- [THE REQUEST] Will you copy every line of the records below word for word, leaving out the pictures?
━━━━━━━━
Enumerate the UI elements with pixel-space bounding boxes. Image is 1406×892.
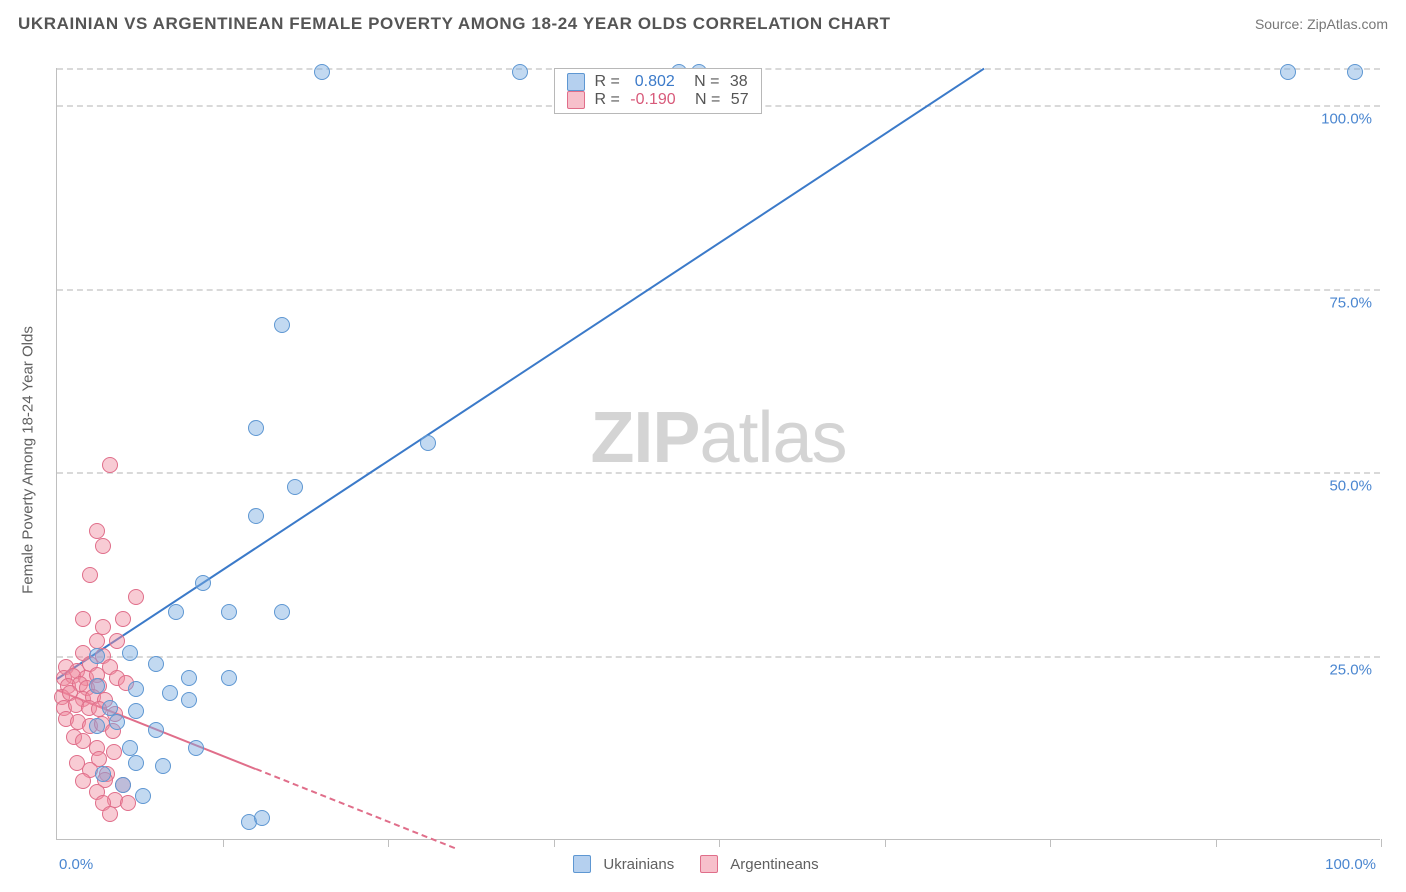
x-tick [554,839,555,847]
watermark-atlas: atlas [699,398,846,478]
scatter-point-blue [248,508,264,524]
r-value: -0.190 [630,91,675,109]
scatter-point-blue [181,692,197,708]
scatter-point-blue [109,714,125,730]
scatter-point-blue [115,777,131,793]
scatter-point-pink [89,633,105,649]
scatter-point-pink [128,589,144,605]
regression-line [255,768,454,849]
gridline-h [57,472,1380,474]
x-tick [719,839,720,847]
source-prefix: Source: [1255,16,1307,32]
legend-swatch [567,91,585,109]
scatter-point-blue [221,604,237,620]
scatter-point-pink [95,619,111,635]
scatter-point-blue [248,420,264,436]
legend-swatch [573,855,591,873]
scatter-point-blue [168,604,184,620]
scatter-point-blue [254,810,270,826]
scatter-point-pink [95,538,111,554]
x-tick-label: 0.0% [59,856,93,873]
y-tick-label: 100.0% [1321,110,1372,127]
chart-title: UKRAINIAN VS ARGENTINEAN FEMALE POVERTY … [18,14,891,34]
x-tick [388,839,389,847]
legend-swatch [567,73,585,91]
chart-area: Female Poverty Among 18-24 Year Olds ZIP… [20,48,1390,872]
n-value: 57 [731,91,749,109]
y-tick-label: 50.0% [1329,478,1372,495]
scatter-point-pink [82,567,98,583]
scatter-point-pink [120,795,136,811]
scatter-point-blue [128,681,144,697]
legend-item: Argentineans [700,855,818,873]
watermark-zip: ZIP [590,398,699,478]
scatter-point-pink [102,806,118,822]
legend-stats: R = 0.802 N = 38R = -0.190 N = 57 [554,68,762,114]
legend-item: Ukrainians [573,855,674,873]
x-tick [1216,839,1217,847]
scatter-point-blue [89,648,105,664]
scatter-point-blue [512,64,528,80]
scatter-point-blue [162,685,178,701]
scatter-point-blue [221,670,237,686]
n-value: 38 [730,73,748,91]
legend-label: Ukrainians [603,856,674,873]
y-tick-label: 75.0% [1329,294,1372,311]
legend-swatch [700,855,718,873]
plot-area: ZIPatlas 25.0%50.0%75.0%100.0%0.0%100.0%… [56,68,1380,840]
scatter-point-blue [181,670,197,686]
y-axis-label: Female Poverty Among 18-24 Year Olds [20,326,37,594]
gridline-h [57,656,1380,658]
scatter-point-blue [95,766,111,782]
scatter-point-pink [115,611,131,627]
scatter-point-blue [314,64,330,80]
scatter-point-blue [89,678,105,694]
scatter-point-blue [195,575,211,591]
scatter-point-pink [89,523,105,539]
scatter-point-blue [135,788,151,804]
x-tick [885,839,886,847]
legend-series: Ukrainians Argentineans [573,855,818,873]
x-tick [1050,839,1051,847]
r-value: 0.802 [635,73,675,91]
scatter-point-blue [148,656,164,672]
x-tick [1381,839,1382,847]
scatter-point-blue [274,604,290,620]
scatter-point-blue [122,740,138,756]
y-tick-label: 25.0% [1329,662,1372,679]
scatter-point-pink [102,457,118,473]
scatter-point-blue [128,755,144,771]
scatter-point-blue [287,479,303,495]
scatter-point-blue [1347,64,1363,80]
scatter-point-blue [89,718,105,734]
scatter-point-pink [106,744,122,760]
regression-line [56,68,984,680]
legend-stats-row: R = 0.802 N = 38 [567,73,749,91]
scatter-point-blue [102,700,118,716]
source-name: ZipAtlas.com [1307,16,1388,32]
scatter-point-pink [75,611,91,627]
x-tick [223,839,224,847]
scatter-point-blue [1280,64,1296,80]
gridline-h [57,289,1380,291]
scatter-point-blue [122,645,138,661]
chart-source: Source: ZipAtlas.com [1255,16,1388,32]
scatter-point-blue [128,703,144,719]
scatter-point-blue [155,758,171,774]
scatter-point-blue [148,722,164,738]
scatter-point-blue [420,435,436,451]
legend-label: Argentineans [730,856,818,873]
x-tick-label: 100.0% [1325,856,1376,873]
watermark: ZIPatlas [590,397,846,479]
legend-stats-row: R = -0.190 N = 57 [567,91,749,109]
scatter-point-blue [274,317,290,333]
scatter-point-blue [188,740,204,756]
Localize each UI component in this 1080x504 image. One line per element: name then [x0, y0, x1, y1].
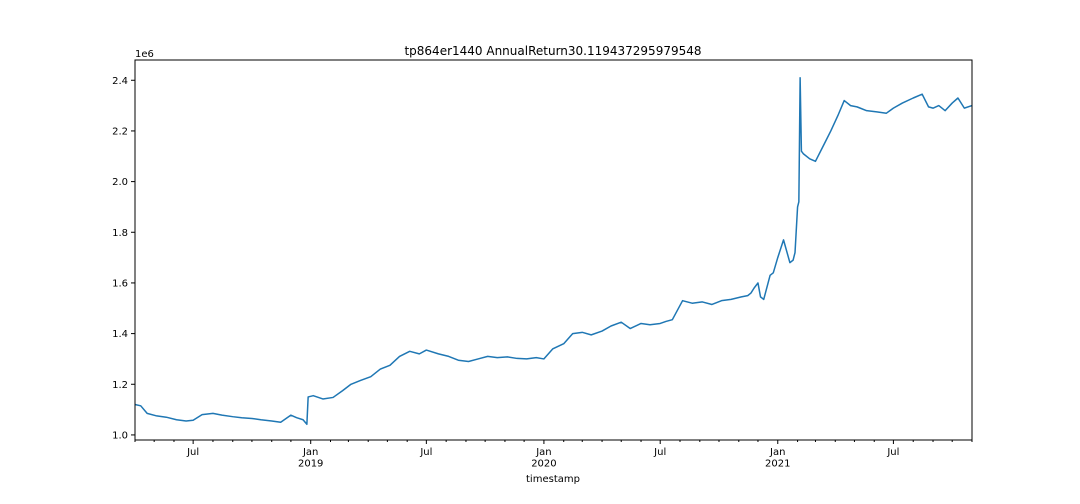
━━━━━━━━
- [ANSWER IN FULL]
Enumerate the UI elements with pixel-space bounding boxes. Image is 1406×892.
x-tick [554,839,555,847]
watermark-atlas: atlas [699,398,846,478]
scatter-point-blue [248,508,264,524]
r-value: -0.190 [630,91,675,109]
scatter-point-blue [181,692,197,708]
scatter-point-blue [109,714,125,730]
scatter-point-blue [115,777,131,793]
scatter-point-pink [89,633,105,649]
scatter-point-pink [128,589,144,605]
regression-line [255,768,454,849]
gridline-h [57,472,1380,474]
x-tick [719,839,720,847]
source-prefix: Source: [1255,16,1307,32]
legend-swatch [567,91,585,109]
scatter-point-blue [221,604,237,620]
scatter-point-pink [95,619,111,635]
scatter-point-blue [248,420,264,436]
legend-swatch [573,855,591,873]
scatter-point-blue [168,604,184,620]
scatter-point-blue [254,810,270,826]
scatter-point-pink [95,538,111,554]
x-tick-label: 0.0% [59,856,93,873]
y-tick-label: 100.0% [1321,110,1372,127]
chart-title: UKRAINIAN VS ARGENTINEAN FEMALE POVERTY … [18,14,891,34]
x-tick [388,839,389,847]
legend-swatch [567,73,585,91]
chart-area: Female Poverty Among 18-24 Year Olds ZIP… [20,48,1390,872]
n-value: 57 [731,91,749,109]
y-tick-label: 50.0% [1329,478,1372,495]
scatter-point-pink [82,567,98,583]
scatter-point-pink [120,795,136,811]
scatter-point-blue [128,681,144,697]
legend-item: Argentineans [700,855,818,873]
watermark-zip: ZIP [590,398,699,478]
scatter-point-pink [102,806,118,822]
legend-stats: R = 0.802 N = 38R = -0.190 N = 57 [554,68,762,114]
legend-item: Ukrainians [573,855,674,873]
x-tick [1216,839,1217,847]
scatter-point-blue [89,648,105,664]
scatter-point-blue [512,64,528,80]
scatter-point-blue [162,685,178,701]
scatter-point-blue [221,670,237,686]
n-value: 38 [730,73,748,91]
legend-label: Ukrainians [603,856,674,873]
y-tick-label: 75.0% [1329,294,1372,311]
legend-swatch [700,855,718,873]
plot-area: ZIPatlas 25.0%50.0%75.0%100.0%0.0%100.0%… [56,68,1380,840]
scatter-point-blue [181,670,197,686]
y-axis-label: Female Poverty Among 18-24 Year Olds [20,326,37,594]
gridline-h [57,656,1380,658]
scatter-point-blue [95,766,111,782]
scatter-point-pink [115,611,131,627]
scatter-point-blue [314,64,330,80]
scatter-point-blue [89,678,105,694]
scatter-point-blue [195,575,211,591]
scatter-point-pink [89,523,105,539]
scatter-point-blue [135,788,151,804]
x-tick [885,839,886,847]
legend-series: Ukrainians Argentineans [573,855,818,873]
x-tick [1050,839,1051,847]
r-value: 0.802 [635,73,675,91]
scatter-point-blue [148,656,164,672]
x-tick [1381,839,1382,847]
scatter-point-blue [274,604,290,620]
scatter-point-blue [122,740,138,756]
y-tick-label: 25.0% [1329,662,1372,679]
scatter-point-pink [102,457,118,473]
scatter-point-blue [128,755,144,771]
scatter-point-blue [287,479,303,495]
scatter-point-blue [1347,64,1363,80]
scatter-point-blue [89,718,105,734]
scatter-point-pink [106,744,122,760]
regression-line [56,68,984,680]
legend-stats-row: R = 0.802 N = 38 [567,73,749,91]
scatter-point-blue [102,700,118,716]
source-name: ZipAtlas.com [1307,16,1388,32]
scatter-point-pink [75,611,91,627]
x-tick [223,839,224,847]
scatter-point-blue [1280,64,1296,80]
gridline-h [57,289,1380,291]
scatter-point-blue [122,645,138,661]
chart-source: Source: ZipAtlas.com [1255,16,1388,32]
scatter-point-blue [128,703,144,719]
scatter-point-blue [155,758,171,774]
scatter-point-blue [148,722,164,738]
scatter-point-blue [420,435,436,451]
legend-label: Argentineans [730,856,818,873]
x-tick-label: 100.0% [1325,856,1376,873]
watermark: ZIPatlas [590,397,846,479]
legend-stats-row: R = -0.190 N = 57 [567,91,749,109]
scatter-point-blue [274,317,290,333]
scatter-point-blue [188,740,204,756]
Localize each UI component in this 1080x504 image. One line per element: name then [x0, y0, x1, y1].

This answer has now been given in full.